Identify the lines that contain the word "series", then copy them.

* _Records shown_
** start **

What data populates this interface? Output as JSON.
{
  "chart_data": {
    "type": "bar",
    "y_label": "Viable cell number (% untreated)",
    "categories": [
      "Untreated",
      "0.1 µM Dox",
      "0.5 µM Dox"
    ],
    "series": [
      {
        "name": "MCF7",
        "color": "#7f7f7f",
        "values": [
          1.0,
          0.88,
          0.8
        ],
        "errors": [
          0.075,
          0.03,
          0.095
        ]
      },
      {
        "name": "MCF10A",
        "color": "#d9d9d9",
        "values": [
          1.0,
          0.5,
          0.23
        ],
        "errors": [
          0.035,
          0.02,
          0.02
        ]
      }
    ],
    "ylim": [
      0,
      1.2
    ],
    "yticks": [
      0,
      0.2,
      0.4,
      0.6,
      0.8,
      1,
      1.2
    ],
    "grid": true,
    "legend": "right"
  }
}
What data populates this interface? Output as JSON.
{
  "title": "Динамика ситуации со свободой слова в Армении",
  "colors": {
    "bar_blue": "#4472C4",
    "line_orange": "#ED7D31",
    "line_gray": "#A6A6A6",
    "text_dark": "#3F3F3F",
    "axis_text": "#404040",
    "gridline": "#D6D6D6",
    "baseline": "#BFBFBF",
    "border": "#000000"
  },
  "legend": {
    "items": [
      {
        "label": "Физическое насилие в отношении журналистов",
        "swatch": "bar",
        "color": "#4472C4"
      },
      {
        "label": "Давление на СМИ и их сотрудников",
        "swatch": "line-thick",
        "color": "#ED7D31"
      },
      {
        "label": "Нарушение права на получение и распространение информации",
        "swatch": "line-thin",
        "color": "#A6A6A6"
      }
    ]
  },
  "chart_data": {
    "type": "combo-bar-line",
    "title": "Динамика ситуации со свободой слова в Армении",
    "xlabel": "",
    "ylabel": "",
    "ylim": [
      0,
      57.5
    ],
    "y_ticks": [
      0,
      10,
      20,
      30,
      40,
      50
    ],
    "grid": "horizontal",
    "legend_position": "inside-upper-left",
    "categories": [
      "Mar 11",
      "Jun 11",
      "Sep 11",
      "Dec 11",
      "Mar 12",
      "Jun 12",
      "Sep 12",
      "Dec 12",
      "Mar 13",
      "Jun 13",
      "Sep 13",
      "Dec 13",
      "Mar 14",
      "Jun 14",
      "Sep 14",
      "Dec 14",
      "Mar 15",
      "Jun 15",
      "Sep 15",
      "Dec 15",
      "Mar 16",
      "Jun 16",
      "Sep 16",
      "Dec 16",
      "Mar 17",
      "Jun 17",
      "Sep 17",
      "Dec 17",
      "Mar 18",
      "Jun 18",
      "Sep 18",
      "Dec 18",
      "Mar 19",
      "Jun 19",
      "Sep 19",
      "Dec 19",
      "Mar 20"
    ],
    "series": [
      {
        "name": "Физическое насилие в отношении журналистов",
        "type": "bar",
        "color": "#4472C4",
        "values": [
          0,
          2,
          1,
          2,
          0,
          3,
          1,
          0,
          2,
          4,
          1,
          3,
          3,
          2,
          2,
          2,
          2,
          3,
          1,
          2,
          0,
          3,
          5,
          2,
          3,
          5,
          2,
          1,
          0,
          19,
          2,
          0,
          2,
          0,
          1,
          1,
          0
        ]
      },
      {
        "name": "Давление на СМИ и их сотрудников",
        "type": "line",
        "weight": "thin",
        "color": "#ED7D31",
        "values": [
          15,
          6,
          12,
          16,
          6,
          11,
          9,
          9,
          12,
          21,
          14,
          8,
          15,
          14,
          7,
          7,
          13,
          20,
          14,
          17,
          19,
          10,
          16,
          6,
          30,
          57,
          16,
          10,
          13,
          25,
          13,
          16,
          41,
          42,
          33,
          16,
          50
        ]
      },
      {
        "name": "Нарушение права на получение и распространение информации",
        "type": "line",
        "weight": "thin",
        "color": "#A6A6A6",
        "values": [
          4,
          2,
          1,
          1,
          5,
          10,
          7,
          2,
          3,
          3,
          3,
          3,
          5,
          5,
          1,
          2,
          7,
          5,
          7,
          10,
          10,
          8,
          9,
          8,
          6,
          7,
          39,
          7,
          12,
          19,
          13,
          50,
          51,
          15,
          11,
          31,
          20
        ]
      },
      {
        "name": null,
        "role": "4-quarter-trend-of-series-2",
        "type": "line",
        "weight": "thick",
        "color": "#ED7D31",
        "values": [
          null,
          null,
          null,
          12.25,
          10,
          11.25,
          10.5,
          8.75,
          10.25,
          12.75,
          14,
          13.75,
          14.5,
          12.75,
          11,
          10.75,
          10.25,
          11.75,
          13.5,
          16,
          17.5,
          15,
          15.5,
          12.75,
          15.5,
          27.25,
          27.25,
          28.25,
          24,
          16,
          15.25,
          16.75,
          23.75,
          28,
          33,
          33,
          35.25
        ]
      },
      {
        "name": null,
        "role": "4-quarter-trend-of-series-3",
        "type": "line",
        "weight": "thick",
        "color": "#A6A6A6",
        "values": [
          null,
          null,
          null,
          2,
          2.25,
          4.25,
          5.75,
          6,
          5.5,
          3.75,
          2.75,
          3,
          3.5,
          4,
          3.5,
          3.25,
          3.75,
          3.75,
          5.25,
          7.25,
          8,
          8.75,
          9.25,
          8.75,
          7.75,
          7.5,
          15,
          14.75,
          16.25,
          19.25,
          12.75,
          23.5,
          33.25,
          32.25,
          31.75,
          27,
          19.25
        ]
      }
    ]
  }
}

** end **

* _Result_
    "series": [
    "series": [
        "role": "4-quarter-trend-of-series-2",
        "role": "4-quarter-trend-of-series-3",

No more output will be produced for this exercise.